• Stated problem: Copy out these lines word for word.

Extracted records:
********
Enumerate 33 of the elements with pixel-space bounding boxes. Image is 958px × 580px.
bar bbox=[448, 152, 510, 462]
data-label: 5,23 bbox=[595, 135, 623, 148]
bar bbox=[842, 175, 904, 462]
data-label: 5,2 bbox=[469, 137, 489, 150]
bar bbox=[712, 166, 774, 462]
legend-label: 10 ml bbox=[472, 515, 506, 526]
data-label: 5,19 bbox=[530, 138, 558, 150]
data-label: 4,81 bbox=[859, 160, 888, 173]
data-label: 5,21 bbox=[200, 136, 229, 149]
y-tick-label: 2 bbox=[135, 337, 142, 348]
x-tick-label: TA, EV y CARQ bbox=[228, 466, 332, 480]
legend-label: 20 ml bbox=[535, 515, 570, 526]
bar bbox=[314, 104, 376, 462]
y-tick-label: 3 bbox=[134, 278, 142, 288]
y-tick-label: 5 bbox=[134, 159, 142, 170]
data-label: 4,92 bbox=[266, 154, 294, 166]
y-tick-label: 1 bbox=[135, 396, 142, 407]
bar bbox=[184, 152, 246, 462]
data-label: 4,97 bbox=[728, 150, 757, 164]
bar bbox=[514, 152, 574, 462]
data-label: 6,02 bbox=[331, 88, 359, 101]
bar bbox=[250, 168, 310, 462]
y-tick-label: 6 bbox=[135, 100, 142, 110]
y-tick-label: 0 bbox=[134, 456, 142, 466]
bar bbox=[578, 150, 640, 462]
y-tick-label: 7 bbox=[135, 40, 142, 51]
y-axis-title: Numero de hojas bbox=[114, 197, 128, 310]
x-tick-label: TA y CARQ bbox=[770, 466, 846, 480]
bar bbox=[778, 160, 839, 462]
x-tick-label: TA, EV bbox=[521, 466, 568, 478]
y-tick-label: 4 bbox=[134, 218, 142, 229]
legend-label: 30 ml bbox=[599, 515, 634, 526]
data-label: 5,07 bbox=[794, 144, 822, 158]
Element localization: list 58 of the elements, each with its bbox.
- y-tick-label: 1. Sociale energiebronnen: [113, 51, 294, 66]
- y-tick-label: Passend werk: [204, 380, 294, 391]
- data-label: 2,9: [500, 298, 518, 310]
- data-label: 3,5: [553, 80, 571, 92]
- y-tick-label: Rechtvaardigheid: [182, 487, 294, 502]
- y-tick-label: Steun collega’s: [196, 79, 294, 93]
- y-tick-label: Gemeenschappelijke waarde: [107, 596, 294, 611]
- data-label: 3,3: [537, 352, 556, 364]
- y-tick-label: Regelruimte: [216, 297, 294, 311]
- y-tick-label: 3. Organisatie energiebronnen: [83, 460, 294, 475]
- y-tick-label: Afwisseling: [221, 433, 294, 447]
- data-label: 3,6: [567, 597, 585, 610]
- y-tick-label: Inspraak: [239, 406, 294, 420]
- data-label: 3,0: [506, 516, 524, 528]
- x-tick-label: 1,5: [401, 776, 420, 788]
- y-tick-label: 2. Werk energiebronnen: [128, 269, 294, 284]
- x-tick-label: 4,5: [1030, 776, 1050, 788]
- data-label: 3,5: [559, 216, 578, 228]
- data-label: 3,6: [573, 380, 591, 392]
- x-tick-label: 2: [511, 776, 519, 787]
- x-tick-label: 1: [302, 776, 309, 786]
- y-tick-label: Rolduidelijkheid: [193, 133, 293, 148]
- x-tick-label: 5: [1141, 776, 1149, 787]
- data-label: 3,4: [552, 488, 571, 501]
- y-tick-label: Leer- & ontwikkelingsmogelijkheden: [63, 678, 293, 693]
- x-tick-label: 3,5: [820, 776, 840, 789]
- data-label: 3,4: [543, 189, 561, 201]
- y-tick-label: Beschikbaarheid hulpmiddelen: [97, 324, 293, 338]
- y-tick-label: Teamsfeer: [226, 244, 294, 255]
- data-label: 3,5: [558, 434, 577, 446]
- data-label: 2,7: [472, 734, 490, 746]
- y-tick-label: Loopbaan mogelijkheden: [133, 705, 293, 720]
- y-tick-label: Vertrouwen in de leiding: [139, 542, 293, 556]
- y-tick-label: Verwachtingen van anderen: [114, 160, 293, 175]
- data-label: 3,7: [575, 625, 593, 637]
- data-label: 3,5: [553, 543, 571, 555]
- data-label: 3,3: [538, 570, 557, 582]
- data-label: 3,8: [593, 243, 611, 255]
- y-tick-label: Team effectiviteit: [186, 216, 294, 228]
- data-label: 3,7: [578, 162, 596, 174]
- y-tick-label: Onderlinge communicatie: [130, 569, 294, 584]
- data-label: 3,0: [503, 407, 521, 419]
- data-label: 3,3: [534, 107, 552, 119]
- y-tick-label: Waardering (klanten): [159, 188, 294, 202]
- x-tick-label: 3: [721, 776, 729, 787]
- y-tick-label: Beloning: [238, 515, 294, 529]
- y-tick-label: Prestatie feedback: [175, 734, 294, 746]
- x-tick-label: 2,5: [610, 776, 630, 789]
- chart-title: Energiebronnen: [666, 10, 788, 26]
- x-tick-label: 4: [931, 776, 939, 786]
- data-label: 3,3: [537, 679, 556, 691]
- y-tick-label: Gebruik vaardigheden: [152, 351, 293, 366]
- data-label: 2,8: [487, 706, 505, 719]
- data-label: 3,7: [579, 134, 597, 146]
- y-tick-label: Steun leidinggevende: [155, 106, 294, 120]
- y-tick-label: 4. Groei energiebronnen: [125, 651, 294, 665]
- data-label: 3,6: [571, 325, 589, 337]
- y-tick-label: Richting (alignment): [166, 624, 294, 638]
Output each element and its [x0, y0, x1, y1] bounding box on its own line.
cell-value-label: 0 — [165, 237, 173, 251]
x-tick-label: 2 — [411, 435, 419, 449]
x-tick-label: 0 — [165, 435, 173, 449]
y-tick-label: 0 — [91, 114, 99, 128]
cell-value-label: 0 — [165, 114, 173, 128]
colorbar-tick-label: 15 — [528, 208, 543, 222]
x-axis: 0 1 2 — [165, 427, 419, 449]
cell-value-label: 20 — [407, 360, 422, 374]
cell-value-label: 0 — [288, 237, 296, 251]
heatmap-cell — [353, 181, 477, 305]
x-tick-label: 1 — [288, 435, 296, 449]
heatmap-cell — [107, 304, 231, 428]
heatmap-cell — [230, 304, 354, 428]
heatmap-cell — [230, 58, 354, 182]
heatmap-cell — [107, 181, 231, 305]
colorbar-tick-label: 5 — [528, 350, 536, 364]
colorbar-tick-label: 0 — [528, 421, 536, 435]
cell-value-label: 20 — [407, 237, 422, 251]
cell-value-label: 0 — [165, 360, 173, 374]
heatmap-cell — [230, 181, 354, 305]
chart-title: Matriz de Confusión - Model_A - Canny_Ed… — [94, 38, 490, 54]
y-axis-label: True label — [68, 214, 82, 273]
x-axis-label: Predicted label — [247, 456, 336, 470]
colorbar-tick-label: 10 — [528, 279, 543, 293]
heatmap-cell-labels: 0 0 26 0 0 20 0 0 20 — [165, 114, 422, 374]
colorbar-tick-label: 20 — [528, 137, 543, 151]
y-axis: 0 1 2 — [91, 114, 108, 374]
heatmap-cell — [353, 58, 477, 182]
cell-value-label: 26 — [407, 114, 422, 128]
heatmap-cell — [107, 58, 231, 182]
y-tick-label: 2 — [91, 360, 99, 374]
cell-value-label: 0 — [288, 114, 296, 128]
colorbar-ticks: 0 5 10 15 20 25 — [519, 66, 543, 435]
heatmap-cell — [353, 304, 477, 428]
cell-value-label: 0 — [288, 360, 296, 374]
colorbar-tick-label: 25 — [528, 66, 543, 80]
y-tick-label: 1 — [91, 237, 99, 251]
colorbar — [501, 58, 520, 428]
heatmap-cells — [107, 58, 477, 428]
********
• Answer for this exercise:
Enumerate 33 of the elements with pixel-space bounding boxes. Image is 958px × 580px.
bar bbox=[448, 152, 510, 462]
data-label: 5,23 bbox=[595, 135, 623, 148]
bar bbox=[842, 175, 904, 462]
data-label: 5,2 bbox=[469, 137, 489, 150]
bar bbox=[712, 166, 774, 462]
legend-label: 10 ml bbox=[472, 515, 506, 526]
data-label: 5,19 bbox=[530, 138, 558, 150]
data-label: 4,81 bbox=[859, 160, 888, 173]
data-label: 5,21 bbox=[200, 136, 229, 149]
y-tick-label: 2 bbox=[135, 337, 142, 348]
x-tick-label: TA, EV y CARQ bbox=[228, 466, 332, 480]
legend-label: 20 ml bbox=[535, 515, 570, 526]
bar bbox=[314, 104, 376, 462]
y-tick-label: 3 bbox=[134, 278, 142, 288]
y-tick-label: 5 bbox=[134, 159, 142, 170]
data-label: 4,92 bbox=[266, 154, 294, 166]
y-tick-label: 1 bbox=[135, 396, 142, 407]
bar bbox=[184, 152, 246, 462]
data-label: 4,97 bbox=[728, 150, 757, 164]
bar bbox=[514, 152, 574, 462]
data-label: 6,02 bbox=[331, 88, 359, 101]
bar bbox=[250, 168, 310, 462]
y-tick-label: 6 bbox=[135, 100, 142, 110]
y-tick-label: 0 bbox=[134, 456, 142, 466]
bar bbox=[578, 150, 640, 462]
y-tick-label: 7 bbox=[135, 40, 142, 51]
y-axis-title: Numero de hojas bbox=[114, 197, 128, 310]
x-tick-label: TA y CARQ bbox=[770, 466, 846, 480]
bar bbox=[778, 160, 839, 462]
x-tick-label: TA, EV bbox=[521, 466, 568, 478]
y-tick-label: 4 bbox=[134, 218, 142, 229]
legend-label: 30 ml bbox=[599, 515, 634, 526]
data-label: 5,07 bbox=[794, 144, 822, 158]
Element localization: list 58 of the elements, each with its bbox.
- y-tick-label: 1. Sociale energiebronnen: [113, 51, 294, 66]
- y-tick-label: Passend werk: [204, 380, 294, 391]
- data-label: 2,9: [500, 298, 518, 310]
- data-label: 3,5: [553, 80, 571, 92]
- y-tick-label: Rechtvaardigheid: [182, 487, 294, 502]
- y-tick-label: Steun collega’s: [196, 79, 294, 93]
- y-tick-label: Gemeenschappelijke waarde: [107, 596, 294, 611]
- data-label: 3,3: [537, 352, 556, 364]
- y-tick-label: Regelruimte: [216, 297, 294, 311]
- y-tick-label: 3. Organisatie energiebronnen: [83, 460, 294, 475]
- y-tick-label: Afwisseling: [221, 433, 294, 447]
- data-label: 3,6: [567, 597, 585, 610]
- y-tick-label: Inspraak: [239, 406, 294, 420]
- data-label: 3,0: [506, 516, 524, 528]
- x-tick-label: 1,5: [401, 776, 420, 788]
- y-tick-label: 2. Werk energiebronnen: [128, 269, 294, 284]
- x-tick-label: 4,5: [1030, 776, 1050, 788]
- data-label: 3,5: [559, 216, 578, 228]
- data-label: 3,6: [573, 380, 591, 392]
- x-tick-label: 2: [511, 776, 519, 787]
- x-tick-label: 1: [302, 776, 309, 786]
- y-tick-label: Rolduidelijkheid: [193, 133, 293, 148]
- x-tick-label: 5: [1141, 776, 1149, 787]
- data-label: 3,4: [552, 488, 571, 501]
- y-tick-label: Leer- & ontwikkelingsmogelijkheden: [63, 678, 293, 693]
- x-tick-label: 3,5: [820, 776, 840, 789]
- data-label: 3,4: [543, 189, 561, 201]
- y-tick-label: Beschikbaarheid hulpmiddelen: [97, 324, 293, 338]
- y-tick-label: Teamsfeer: [226, 244, 294, 255]
- data-label: 3,5: [558, 434, 577, 446]
- data-label: 2,7: [472, 734, 490, 746]
- y-tick-label: Loopbaan mogelijkheden: [133, 705, 293, 720]
- y-tick-label: Vertrouwen in de leiding: [139, 542, 293, 556]
- y-tick-label: Verwachtingen van anderen: [114, 160, 293, 175]
- data-label: 3,7: [575, 625, 593, 637]
- data-label: 3,5: [553, 543, 571, 555]
- data-label: 3,3: [538, 570, 557, 582]
- data-label: 3,8: [593, 243, 611, 255]
- y-tick-label: Team effectiviteit: [186, 216, 294, 228]
- data-label: 3,7: [578, 162, 596, 174]
- y-tick-label: Onderlinge communicatie: [130, 569, 294, 584]
- data-label: 3,0: [503, 407, 521, 419]
- data-label: 3,3: [534, 107, 552, 119]
- y-tick-label: Waardering (klanten): [159, 188, 294, 202]
- x-tick-label: 3: [721, 776, 729, 787]
- y-tick-label: Beloning: [238, 515, 294, 529]
- y-tick-label: Prestatie feedback: [175, 734, 294, 746]
- x-tick-label: 2,5: [610, 776, 630, 789]
- chart-title: Energiebronnen: [666, 10, 788, 26]
- x-tick-label: 4: [931, 776, 939, 786]
- data-label: 3,3: [537, 679, 556, 691]
- y-tick-label: Gebruik vaardigheden: [152, 351, 293, 366]
- data-label: 2,8: [487, 706, 505, 719]
- data-label: 3,7: [579, 134, 597, 146]
- y-tick-label: Steun leidinggevende: [155, 106, 294, 120]
- y-tick-label: 4. Groei energiebronnen: [125, 651, 294, 665]
- data-label: 3,6: [571, 325, 589, 337]
- y-tick-label: Richting (alignment): [166, 624, 294, 638]
Output each element and its [x0, y0, x1, y1] bounding box on its own line.
cell-value-label: 0 — [165, 237, 173, 251]
x-tick-label: 2 — [411, 435, 419, 449]
x-tick-label: 0 — [165, 435, 173, 449]
y-tick-label: 0 — [91, 114, 99, 128]
cell-value-label: 0 — [165, 114, 173, 128]
colorbar-tick-label: 15 — [528, 208, 543, 222]
x-axis: 0 1 2 — [165, 427, 419, 449]
cell-value-label: 20 — [407, 360, 422, 374]
cell-value-label: 0 — [288, 237, 296, 251]
heatmap-cell — [353, 181, 477, 305]
x-tick-label: 1 — [288, 435, 296, 449]
heatmap-cell — [107, 304, 231, 428]
heatmap-cell — [230, 304, 354, 428]
heatmap-cell — [230, 58, 354, 182]
heatmap-cell — [107, 181, 231, 305]
colorbar-tick-label: 5 — [528, 350, 536, 364]
colorbar-tick-label: 0 — [528, 421, 536, 435]
cell-value-label: 20 — [407, 237, 422, 251]
cell-value-label: 0 — [165, 360, 173, 374]
heatmap-cell — [230, 181, 354, 305]
chart-title: Matriz de Confusión - Model_A - Canny_Ed… — [94, 38, 490, 54]
y-axis-label: True label — [68, 214, 82, 273]
x-axis-label: Predicted label — [247, 456, 336, 470]
colorbar-tick-label: 10 — [528, 279, 543, 293]
heatmap-cell-labels: 0 0 26 0 0 20 0 0 20 — [165, 114, 422, 374]
colorbar-tick-label: 20 — [528, 137, 543, 151]
y-axis: 0 1 2 — [91, 114, 108, 374]
heatmap-cell — [353, 58, 477, 182]
cell-value-label: 26 — [407, 114, 422, 128]
heatmap-cell — [107, 58, 231, 182]
y-tick-label: 2 — [91, 360, 99, 374]
cell-value-label: 0 — [288, 114, 296, 128]
colorbar-ticks: 0 5 10 15 20 25 — [519, 66, 543, 435]
heatmap-cell — [353, 304, 477, 428]
cell-value-label: 0 — [288, 360, 296, 374]
colorbar-tick-label: 25 — [528, 66, 543, 80]
y-tick-label: 1 — [91, 237, 99, 251]
colorbar — [501, 58, 520, 428]
heatmap-cells — [107, 58, 477, 428]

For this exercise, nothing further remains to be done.